(Saved data entries)
########

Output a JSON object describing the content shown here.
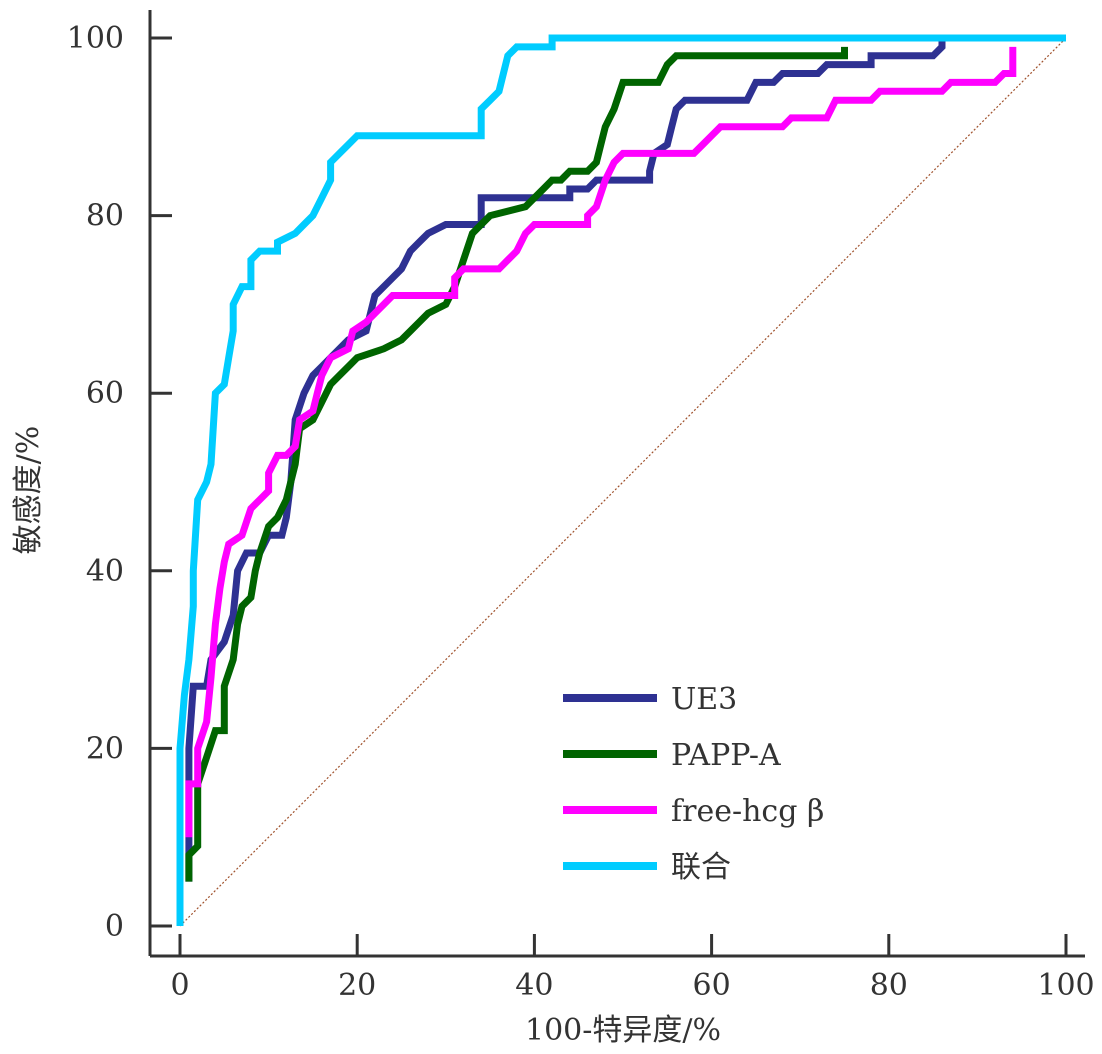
{
  "chart_data": {
    "type": "line",
    "title": "",
    "xlabel": "100-特异度/%",
    "ylabel": "敏感度/%",
    "xlim": [
      0,
      100
    ],
    "ylim": [
      0,
      100
    ],
    "x_ticks": [
      "0",
      "20",
      "40",
      "60",
      "80",
      "100"
    ],
    "y_ticks": [
      "0",
      "20",
      "40",
      "60",
      "80",
      "100"
    ],
    "grid": false,
    "legend_position": "bottom-right",
    "reference_line": {
      "name": "diagonal",
      "color": "#a0522d",
      "points": [
        [
          0,
          0
        ],
        [
          100,
          100
        ]
      ]
    },
    "series": [
      {
        "name": "UE3",
        "color": "#2e3192",
        "points": [
          [
            1,
            5
          ],
          [
            1,
            20
          ],
          [
            1.5,
            27
          ],
          [
            3,
            27
          ],
          [
            3.5,
            30
          ],
          [
            5,
            32
          ],
          [
            6,
            35
          ],
          [
            6.5,
            40
          ],
          [
            7.5,
            42
          ],
          [
            9,
            42
          ],
          [
            10,
            44
          ],
          [
            11.5,
            44
          ],
          [
            12,
            46
          ],
          [
            12.5,
            50
          ],
          [
            13,
            57
          ],
          [
            14,
            60
          ],
          [
            15,
            62
          ],
          [
            16,
            63
          ],
          [
            17,
            64
          ],
          [
            19,
            66
          ],
          [
            21,
            67
          ],
          [
            22,
            71
          ],
          [
            24,
            73
          ],
          [
            25,
            74
          ],
          [
            26,
            76
          ],
          [
            27,
            77
          ],
          [
            28,
            78
          ],
          [
            30,
            79
          ],
          [
            34,
            79
          ],
          [
            34,
            82
          ],
          [
            44,
            82
          ],
          [
            44,
            83
          ],
          [
            46,
            83
          ],
          [
            47,
            84
          ],
          [
            53,
            84
          ],
          [
            53,
            85
          ],
          [
            53.5,
            87
          ],
          [
            55,
            88
          ],
          [
            55.5,
            90
          ],
          [
            56,
            92
          ],
          [
            57,
            93
          ],
          [
            64,
            93
          ],
          [
            65,
            95
          ],
          [
            67,
            95
          ],
          [
            68,
            96
          ],
          [
            72,
            96
          ],
          [
            73,
            97
          ],
          [
            78,
            97
          ],
          [
            78,
            98
          ],
          [
            85,
            98
          ],
          [
            86,
            99
          ],
          [
            86,
            100
          ]
        ]
      },
      {
        "name": "PAPP-A",
        "color": "#006400",
        "points": [
          [
            1,
            5
          ],
          [
            1,
            8
          ],
          [
            2,
            9
          ],
          [
            2,
            16
          ],
          [
            3,
            19
          ],
          [
            4,
            22
          ],
          [
            5,
            22
          ],
          [
            5,
            27
          ],
          [
            6,
            30
          ],
          [
            6.5,
            34
          ],
          [
            7,
            36
          ],
          [
            8,
            37
          ],
          [
            8.5,
            40
          ],
          [
            9,
            42
          ],
          [
            10,
            45
          ],
          [
            11,
            46
          ],
          [
            12,
            48
          ],
          [
            13,
            52
          ],
          [
            13.5,
            56
          ],
          [
            15,
            57
          ],
          [
            16,
            59
          ],
          [
            17,
            61
          ],
          [
            18,
            62
          ],
          [
            19,
            63
          ],
          [
            20,
            64
          ],
          [
            23,
            65
          ],
          [
            25,
            66
          ],
          [
            26,
            67
          ],
          [
            27,
            68
          ],
          [
            28,
            69
          ],
          [
            30,
            70
          ],
          [
            31,
            72
          ],
          [
            32,
            75
          ],
          [
            33,
            78
          ],
          [
            34,
            79
          ],
          [
            35,
            80
          ],
          [
            39,
            81
          ],
          [
            41,
            83
          ],
          [
            42,
            84
          ],
          [
            43,
            84
          ],
          [
            44,
            85
          ],
          [
            46,
            85
          ],
          [
            47,
            86
          ],
          [
            47.5,
            88
          ],
          [
            48,
            90
          ],
          [
            49,
            92
          ],
          [
            50,
            95
          ],
          [
            54,
            95
          ],
          [
            55,
            97
          ],
          [
            56,
            98
          ],
          [
            75,
            98
          ],
          [
            75,
            99
          ]
        ]
      },
      {
        "name": "free-hcg β",
        "color": "#ff00ff",
        "points": [
          [
            1,
            10
          ],
          [
            1,
            16
          ],
          [
            2,
            16
          ],
          [
            2,
            20
          ],
          [
            3,
            23
          ],
          [
            3.5,
            28
          ],
          [
            4,
            34
          ],
          [
            4.5,
            38
          ],
          [
            5,
            41
          ],
          [
            5.5,
            43
          ],
          [
            7,
            44
          ],
          [
            8,
            47
          ],
          [
            9,
            48
          ],
          [
            10,
            49
          ],
          [
            10,
            51
          ],
          [
            11,
            53
          ],
          [
            12,
            53
          ],
          [
            13,
            54
          ],
          [
            13.5,
            57
          ],
          [
            15,
            58
          ],
          [
            15.5,
            60
          ],
          [
            16,
            62
          ],
          [
            17,
            64
          ],
          [
            19,
            65
          ],
          [
            19.5,
            67
          ],
          [
            21,
            68
          ],
          [
            22,
            69
          ],
          [
            23,
            70
          ],
          [
            24,
            71
          ],
          [
            31,
            71
          ],
          [
            31,
            73
          ],
          [
            32,
            74
          ],
          [
            36,
            74
          ],
          [
            37,
            75
          ],
          [
            38,
            76
          ],
          [
            39,
            78
          ],
          [
            40,
            79
          ],
          [
            46,
            79
          ],
          [
            46,
            80
          ],
          [
            47,
            81
          ],
          [
            48,
            84
          ],
          [
            49,
            86
          ],
          [
            50,
            87
          ],
          [
            58,
            87
          ],
          [
            59,
            88
          ],
          [
            60,
            89
          ],
          [
            61,
            90
          ],
          [
            68,
            90
          ],
          [
            69,
            91
          ],
          [
            73,
            91
          ],
          [
            74,
            93
          ],
          [
            78,
            93
          ],
          [
            79,
            94
          ],
          [
            86,
            94
          ],
          [
            87,
            95
          ],
          [
            92,
            95
          ],
          [
            93,
            96
          ],
          [
            94,
            96
          ],
          [
            94,
            99
          ]
        ]
      },
      {
        "name": "联合",
        "color": "#00ccff",
        "points": [
          [
            0,
            0
          ],
          [
            0,
            20
          ],
          [
            0.5,
            26
          ],
          [
            1,
            30
          ],
          [
            1.5,
            36
          ],
          [
            1.5,
            40
          ],
          [
            2,
            48
          ],
          [
            3,
            50
          ],
          [
            3.5,
            52
          ],
          [
            4,
            60
          ],
          [
            5,
            61
          ],
          [
            5.5,
            64
          ],
          [
            6,
            67
          ],
          [
            6,
            70
          ],
          [
            7,
            72
          ],
          [
            8,
            72
          ],
          [
            8,
            75
          ],
          [
            9,
            76
          ],
          [
            11,
            76
          ],
          [
            11,
            77
          ],
          [
            13,
            78
          ],
          [
            14,
            79
          ],
          [
            15,
            80
          ],
          [
            16,
            82
          ],
          [
            17,
            84
          ],
          [
            17,
            86
          ],
          [
            18,
            87
          ],
          [
            19,
            88
          ],
          [
            20,
            89
          ],
          [
            34,
            89
          ],
          [
            34,
            92
          ],
          [
            35,
            93
          ],
          [
            36,
            94
          ],
          [
            36.5,
            96
          ],
          [
            37,
            98
          ],
          [
            38,
            99
          ],
          [
            42,
            99
          ],
          [
            42,
            100
          ],
          [
            100,
            100
          ]
        ]
      }
    ]
  }
}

########

Work required -> All of the material above should be reproduced exactly, except the pictures.

Correct result ->
Output a JSON object describing the content shown here.
{
  "chart_data": {
    "type": "line",
    "title": "",
    "xlabel": "100-特异度/%",
    "ylabel": "敏感度/%",
    "xlim": [
      0,
      100
    ],
    "ylim": [
      0,
      100
    ],
    "x_ticks": [
      "0",
      "20",
      "40",
      "60",
      "80",
      "100"
    ],
    "y_ticks": [
      "0",
      "20",
      "40",
      "60",
      "80",
      "100"
    ],
    "grid": false,
    "legend_position": "bottom-right",
    "reference_line": {
      "name": "diagonal",
      "color": "#a0522d",
      "points": [
        [
          0,
          0
        ],
        [
          100,
          100
        ]
      ]
    },
    "series": [
      {
        "name": "UE3",
        "color": "#2e3192",
        "points": [
          [
            1,
            5
          ],
          [
            1,
            20
          ],
          [
            1.5,
            27
          ],
          [
            3,
            27
          ],
          [
            3.5,
            30
          ],
          [
            5,
            32
          ],
          [
            6,
            35
          ],
          [
            6.5,
            40
          ],
          [
            7.5,
            42
          ],
          [
            9,
            42
          ],
          [
            10,
            44
          ],
          [
            11.5,
            44
          ],
          [
            12,
            46
          ],
          [
            12.5,
            50
          ],
          [
            13,
            57
          ],
          [
            14,
            60
          ],
          [
            15,
            62
          ],
          [
            16,
            63
          ],
          [
            17,
            64
          ],
          [
            19,
            66
          ],
          [
            21,
            67
          ],
          [
            22,
            71
          ],
          [
            24,
            73
          ],
          [
            25,
            74
          ],
          [
            26,
            76
          ],
          [
            27,
            77
          ],
          [
            28,
            78
          ],
          [
            30,
            79
          ],
          [
            34,
            79
          ],
          [
            34,
            82
          ],
          [
            44,
            82
          ],
          [
            44,
            83
          ],
          [
            46,
            83
          ],
          [
            47,
            84
          ],
          [
            53,
            84
          ],
          [
            53,
            85
          ],
          [
            53.5,
            87
          ],
          [
            55,
            88
          ],
          [
            55.5,
            90
          ],
          [
            56,
            92
          ],
          [
            57,
            93
          ],
          [
            64,
            93
          ],
          [
            65,
            95
          ],
          [
            67,
            95
          ],
          [
            68,
            96
          ],
          [
            72,
            96
          ],
          [
            73,
            97
          ],
          [
            78,
            97
          ],
          [
            78,
            98
          ],
          [
            85,
            98
          ],
          [
            86,
            99
          ],
          [
            86,
            100
          ]
        ]
      },
      {
        "name": "PAPP-A",
        "color": "#006400",
        "points": [
          [
            1,
            5
          ],
          [
            1,
            8
          ],
          [
            2,
            9
          ],
          [
            2,
            16
          ],
          [
            3,
            19
          ],
          [
            4,
            22
          ],
          [
            5,
            22
          ],
          [
            5,
            27
          ],
          [
            6,
            30
          ],
          [
            6.5,
            34
          ],
          [
            7,
            36
          ],
          [
            8,
            37
          ],
          [
            8.5,
            40
          ],
          [
            9,
            42
          ],
          [
            10,
            45
          ],
          [
            11,
            46
          ],
          [
            12,
            48
          ],
          [
            13,
            52
          ],
          [
            13.5,
            56
          ],
          [
            15,
            57
          ],
          [
            16,
            59
          ],
          [
            17,
            61
          ],
          [
            18,
            62
          ],
          [
            19,
            63
          ],
          [
            20,
            64
          ],
          [
            23,
            65
          ],
          [
            25,
            66
          ],
          [
            26,
            67
          ],
          [
            27,
            68
          ],
          [
            28,
            69
          ],
          [
            30,
            70
          ],
          [
            31,
            72
          ],
          [
            32,
            75
          ],
          [
            33,
            78
          ],
          [
            34,
            79
          ],
          [
            35,
            80
          ],
          [
            39,
            81
          ],
          [
            41,
            83
          ],
          [
            42,
            84
          ],
          [
            43,
            84
          ],
          [
            44,
            85
          ],
          [
            46,
            85
          ],
          [
            47,
            86
          ],
          [
            47.5,
            88
          ],
          [
            48,
            90
          ],
          [
            49,
            92
          ],
          [
            50,
            95
          ],
          [
            54,
            95
          ],
          [
            55,
            97
          ],
          [
            56,
            98
          ],
          [
            75,
            98
          ],
          [
            75,
            99
          ]
        ]
      },
      {
        "name": "free-hcg β",
        "color": "#ff00ff",
        "points": [
          [
            1,
            10
          ],
          [
            1,
            16
          ],
          [
            2,
            16
          ],
          [
            2,
            20
          ],
          [
            3,
            23
          ],
          [
            3.5,
            28
          ],
          [
            4,
            34
          ],
          [
            4.5,
            38
          ],
          [
            5,
            41
          ],
          [
            5.5,
            43
          ],
          [
            7,
            44
          ],
          [
            8,
            47
          ],
          [
            9,
            48
          ],
          [
            10,
            49
          ],
          [
            10,
            51
          ],
          [
            11,
            53
          ],
          [
            12,
            53
          ],
          [
            13,
            54
          ],
          [
            13.5,
            57
          ],
          [
            15,
            58
          ],
          [
            15.5,
            60
          ],
          [
            16,
            62
          ],
          [
            17,
            64
          ],
          [
            19,
            65
          ],
          [
            19.5,
            67
          ],
          [
            21,
            68
          ],
          [
            22,
            69
          ],
          [
            23,
            70
          ],
          [
            24,
            71
          ],
          [
            31,
            71
          ],
          [
            31,
            73
          ],
          [
            32,
            74
          ],
          [
            36,
            74
          ],
          [
            37,
            75
          ],
          [
            38,
            76
          ],
          [
            39,
            78
          ],
          [
            40,
            79
          ],
          [
            46,
            79
          ],
          [
            46,
            80
          ],
          [
            47,
            81
          ],
          [
            48,
            84
          ],
          [
            49,
            86
          ],
          [
            50,
            87
          ],
          [
            58,
            87
          ],
          [
            59,
            88
          ],
          [
            60,
            89
          ],
          [
            61,
            90
          ],
          [
            68,
            90
          ],
          [
            69,
            91
          ],
          [
            73,
            91
          ],
          [
            74,
            93
          ],
          [
            78,
            93
          ],
          [
            79,
            94
          ],
          [
            86,
            94
          ],
          [
            87,
            95
          ],
          [
            92,
            95
          ],
          [
            93,
            96
          ],
          [
            94,
            96
          ],
          [
            94,
            99
          ]
        ]
      },
      {
        "name": "联合",
        "color": "#00ccff",
        "points": [
          [
            0,
            0
          ],
          [
            0,
            20
          ],
          [
            0.5,
            26
          ],
          [
            1,
            30
          ],
          [
            1.5,
            36
          ],
          [
            1.5,
            40
          ],
          [
            2,
            48
          ],
          [
            3,
            50
          ],
          [
            3.5,
            52
          ],
          [
            4,
            60
          ],
          [
            5,
            61
          ],
          [
            5.5,
            64
          ],
          [
            6,
            67
          ],
          [
            6,
            70
          ],
          [
            7,
            72
          ],
          [
            8,
            72
          ],
          [
            8,
            75
          ],
          [
            9,
            76
          ],
          [
            11,
            76
          ],
          [
            11,
            77
          ],
          [
            13,
            78
          ],
          [
            14,
            79
          ],
          [
            15,
            80
          ],
          [
            16,
            82
          ],
          [
            17,
            84
          ],
          [
            17,
            86
          ],
          [
            18,
            87
          ],
          [
            19,
            88
          ],
          [
            20,
            89
          ],
          [
            34,
            89
          ],
          [
            34,
            92
          ],
          [
            35,
            93
          ],
          [
            36,
            94
          ],
          [
            36.5,
            96
          ],
          [
            37,
            98
          ],
          [
            38,
            99
          ],
          [
            42,
            99
          ],
          [
            42,
            100
          ],
          [
            100,
            100
          ]
        ]
      }
    ]
  }
}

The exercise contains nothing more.